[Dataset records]
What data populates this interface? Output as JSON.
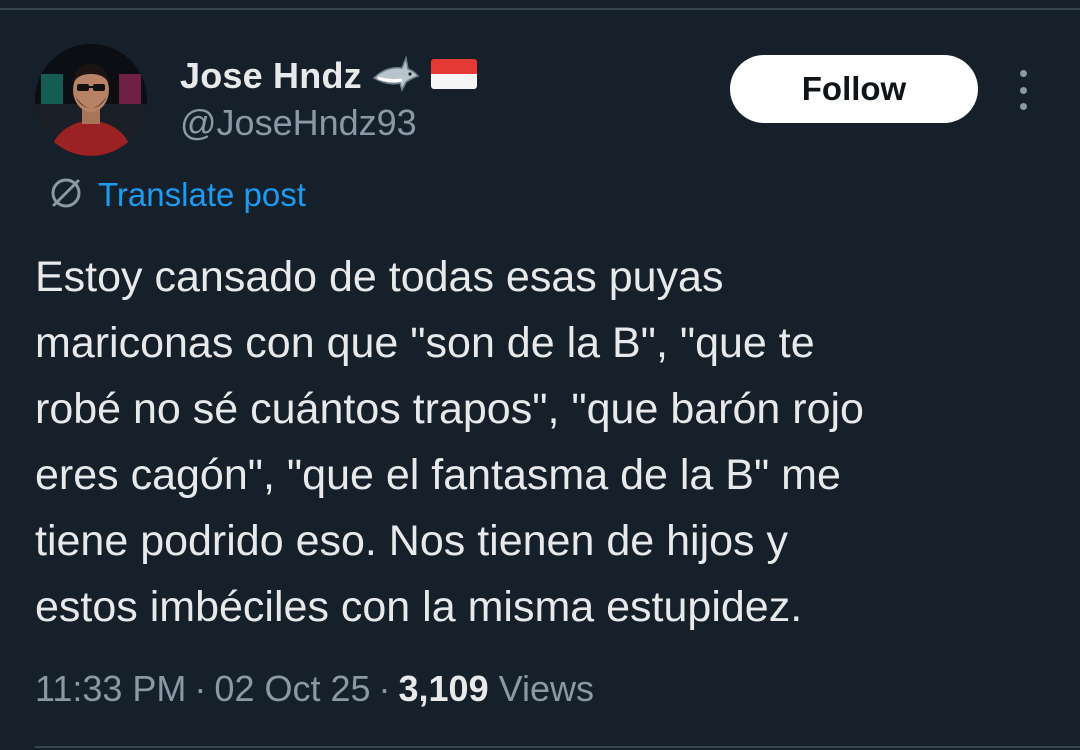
{
  "tweet": {
    "author": {
      "display_name": "Jose Hndz",
      "handle": "@JoseHndz93",
      "badges": [
        "shark-emoji",
        "indonesia-flag-emoji"
      ]
    },
    "follow_label": "Follow",
    "more_icon": "more-vertical-icon",
    "translate": {
      "icon": "translate-globe-icon",
      "label": "Translate post"
    },
    "text_lines": [
      "Estoy cansado de todas esas puyas",
      "mariconas con que \"son de la B\", \"que te",
      "robé no sé cuántos trapos\", \"que barón rojo",
      "eres cagón\", \"que el fantasma de la B\" me",
      "tiene podrido eso. Nos tienen de hijos y",
      "estos imbéciles con la misma estupidez."
    ],
    "meta": {
      "time": "11:33 PM",
      "separator": "·",
      "date": "02 Oct 25",
      "views_count": "3,109",
      "views_label": "Views"
    }
  },
  "colors": {
    "background": "#15202b",
    "text_primary": "#e7e9ea",
    "text_secondary": "#8b98a5",
    "link": "#1d9bf0",
    "follow_bg": "#ffffff",
    "follow_text": "#0f1419",
    "divider": "#38444d"
  }
}
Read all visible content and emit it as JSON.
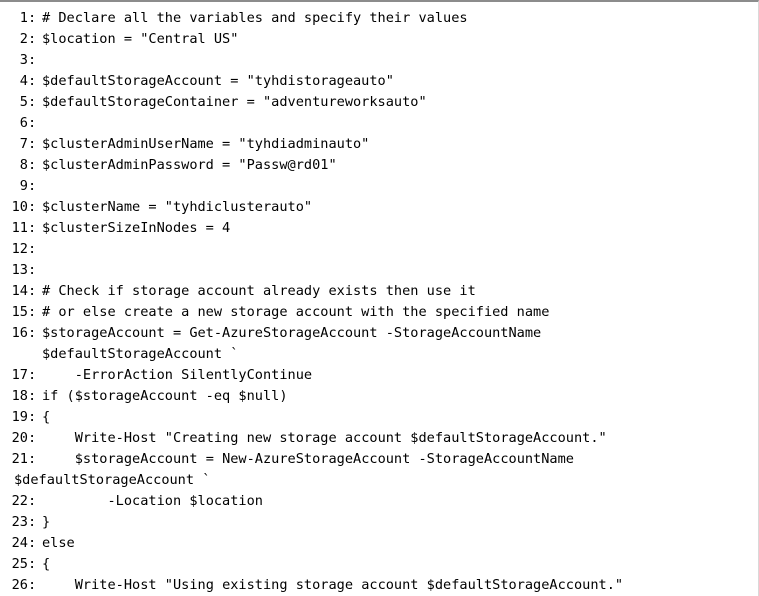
{
  "listing": {
    "language": "PowerShell",
    "first_line_number": 1,
    "last_line_number": 26,
    "colon_separator": ":",
    "lines": [
      {
        "n": " 1",
        "code": "# Declare all the variables and specify their values"
      },
      {
        "n": " 2",
        "code": "$location = \"Central US\""
      },
      {
        "n": " 3",
        "code": ""
      },
      {
        "n": " 4",
        "code": "$defaultStorageAccount = \"tyhdistorageauto\""
      },
      {
        "n": " 5",
        "code": "$defaultStorageContainer = \"adventureworksauto\""
      },
      {
        "n": " 6",
        "code": ""
      },
      {
        "n": " 7",
        "code": "$clusterAdminUserName = \"tyhdiadminauto\""
      },
      {
        "n": " 8",
        "code": "$clusterAdminPassword = \"Passw@rd01\""
      },
      {
        "n": " 9",
        "code": ""
      },
      {
        "n": "10",
        "code": "$clusterName = \"tyhdiclusterauto\""
      },
      {
        "n": "11",
        "code": "$clusterSizeInNodes = 4"
      },
      {
        "n": "12",
        "code": ""
      },
      {
        "n": "13",
        "code": ""
      },
      {
        "n": "14",
        "code": "# Check if storage account already exists then use it"
      },
      {
        "n": "15",
        "code": "# or else create a new storage account with the specified name"
      },
      {
        "n": "16",
        "code": "$storageAccount = Get-AzureStorageAccount -StorageAccountName",
        "cont": "$defaultStorageAccount `",
        "cont_align": "code"
      },
      {
        "n": "17",
        "code": "    -ErrorAction SilentlyContinue"
      },
      {
        "n": "18",
        "code": "if ($storageAccount -eq $null)"
      },
      {
        "n": "19",
        "code": "{"
      },
      {
        "n": "20",
        "code": "    Write-Host \"Creating new storage account $defaultStorageAccount.\""
      },
      {
        "n": "21",
        "code": "    $storageAccount = New-AzureStorageAccount -StorageAccountName",
        "cont": "$defaultStorageAccount `",
        "cont_align": "left"
      },
      {
        "n": "22",
        "code": "        -Location $location"
      },
      {
        "n": "23",
        "code": "}"
      },
      {
        "n": "24",
        "code": "else"
      },
      {
        "n": "25",
        "code": "{"
      },
      {
        "n": "26",
        "code": "    Write-Host \"Using existing storage account $defaultStorageAccount.\""
      }
    ]
  },
  "colors": {
    "page_background": "#ffffff",
    "text": "#000000",
    "top_rule": "#8c8c8c",
    "right_rule": "#d9d9d9"
  }
}
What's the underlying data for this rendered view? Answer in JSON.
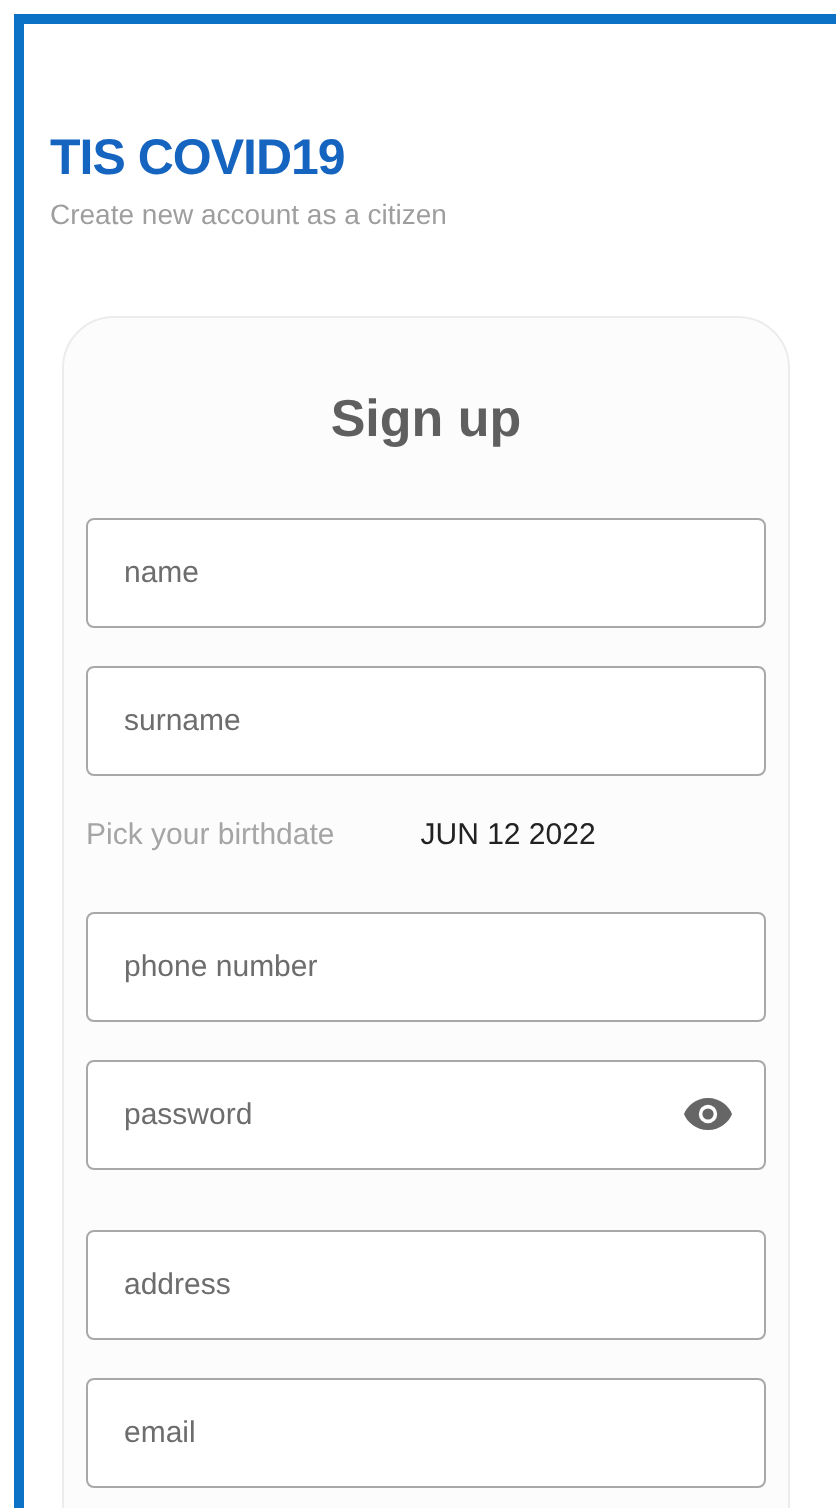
{
  "header": {
    "title": "TIS COVID19",
    "subtitle": "Create new account as a citizen"
  },
  "card": {
    "title": "Sign up",
    "fields": [
      {
        "kind": "text",
        "placeholder": "name"
      },
      {
        "kind": "text",
        "placeholder": "surname"
      },
      {
        "kind": "date",
        "label": "Pick your birthdate",
        "value": "JUN 12 2022"
      },
      {
        "kind": "text",
        "placeholder": "phone number"
      },
      {
        "kind": "password",
        "placeholder": "password"
      },
      {
        "kind": "text",
        "placeholder": "address"
      },
      {
        "kind": "text",
        "placeholder": "email"
      }
    ]
  }
}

▶ **WRITTEN TASK**:
Replicate the material above verbatim; images stay out of the copy.

▶ **RESPONSE BELOW**:
What data populates this interface? Output as JSON.
{
  "tweet": {
    "author": {
      "display_name": "Jose Hndz",
      "handle": "@JoseHndz93",
      "badges": [
        "shark-emoji",
        "indonesia-flag-emoji"
      ]
    },
    "follow_label": "Follow",
    "more_icon": "more-vertical-icon",
    "translate": {
      "icon": "translate-globe-icon",
      "label": "Translate post"
    },
    "text_lines": [
      "Estoy cansado de todas esas puyas",
      "mariconas con que \"son de la B\", \"que te",
      "robé no sé cuántos trapos\", \"que barón rojo",
      "eres cagón\", \"que el fantasma de la B\" me",
      "tiene podrido eso. Nos tienen de hijos y",
      "estos imbéciles con la misma estupidez."
    ],
    "meta": {
      "time": "11:33 PM",
      "separator": "·",
      "date": "02 Oct 25",
      "views_count": "3,109",
      "views_label": "Views"
    }
  },
  "colors": {
    "background": "#15202b",
    "text_primary": "#e7e9ea",
    "text_secondary": "#8b98a5",
    "link": "#1d9bf0",
    "follow_bg": "#ffffff",
    "follow_text": "#0f1419",
    "divider": "#38444d"
  }
}
Read all visible content and emit it as JSON.
{
  "listing": {
    "language": "PowerShell",
    "first_line_number": 1,
    "last_line_number": 26,
    "colon_separator": ":",
    "lines": [
      {
        "n": " 1",
        "code": "# Declare all the variables and specify their values"
      },
      {
        "n": " 2",
        "code": "$location = \"Central US\""
      },
      {
        "n": " 3",
        "code": ""
      },
      {
        "n": " 4",
        "code": "$defaultStorageAccount = \"tyhdistorageauto\""
      },
      {
        "n": " 5",
        "code": "$defaultStorageContainer = \"adventureworksauto\""
      },
      {
        "n": " 6",
        "code": ""
      },
      {
        "n": " 7",
        "code": "$clusterAdminUserName = \"tyhdiadminauto\""
      },
      {
        "n": " 8",
        "code": "$clusterAdminPassword = \"Passw@rd01\""
      },
      {
        "n": " 9",
        "code": ""
      },
      {
        "n": "10",
        "code": "$clusterName = \"tyhdiclusterauto\""
      },
      {
        "n": "11",
        "code": "$clusterSizeInNodes = 4"
      },
      {
        "n": "12",
        "code": ""
      },
      {
        "n": "13",
        "code": ""
      },
      {
        "n": "14",
        "code": "# Check if storage account already exists then use it"
      },
      {
        "n": "15",
        "code": "# or else create a new storage account with the specified name"
      },
      {
        "n": "16",
        "code": "$storageAccount = Get-AzureStorageAccount -StorageAccountName",
        "cont": "$defaultStorageAccount `",
        "cont_align": "code"
      },
      {
        "n": "17",
        "code": "    -ErrorAction SilentlyContinue"
      },
      {
        "n": "18",
        "code": "if ($storageAccount -eq $null)"
      },
      {
        "n": "19",
        "code": "{"
      },
      {
        "n": "20",
        "code": "    Write-Host \"Creating new storage account $defaultStorageAccount.\""
      },
      {
        "n": "21",
        "code": "    $storageAccount = New-AzureStorageAccount -StorageAccountName",
        "cont": "$defaultStorageAccount `",
        "cont_align": "left"
      },
      {
        "n": "22",
        "code": "        -Location $location"
      },
      {
        "n": "23",
        "code": "}"
      },
      {
        "n": "24",
        "code": "else"
      },
      {
        "n": "25",
        "code": "{"
      },
      {
        "n": "26",
        "code": "    Write-Host \"Using existing storage account $defaultStorageAccount.\""
      }
    ]
  },
  "colors": {
    "page_background": "#ffffff",
    "text": "#000000",
    "top_rule": "#8c8c8c",
    "right_rule": "#d9d9d9"
  }
}
What's the underlying data for this rendered view? Answer in JSON.
{
  "header": {
    "title": "TIS COVID19",
    "subtitle": "Create new account as a citizen"
  },
  "card": {
    "title": "Sign up",
    "fields": [
      {
        "kind": "text",
        "placeholder": "name"
      },
      {
        "kind": "text",
        "placeholder": "surname"
      },
      {
        "kind": "date",
        "label": "Pick your birthdate",
        "value": "JUN 12 2022"
      },
      {
        "kind": "text",
        "placeholder": "phone number"
      },
      {
        "kind": "password",
        "placeholder": "password"
      },
      {
        "kind": "text",
        "placeholder": "address"
      },
      {
        "kind": "text",
        "placeholder": "email"
      }
    ]
  }
}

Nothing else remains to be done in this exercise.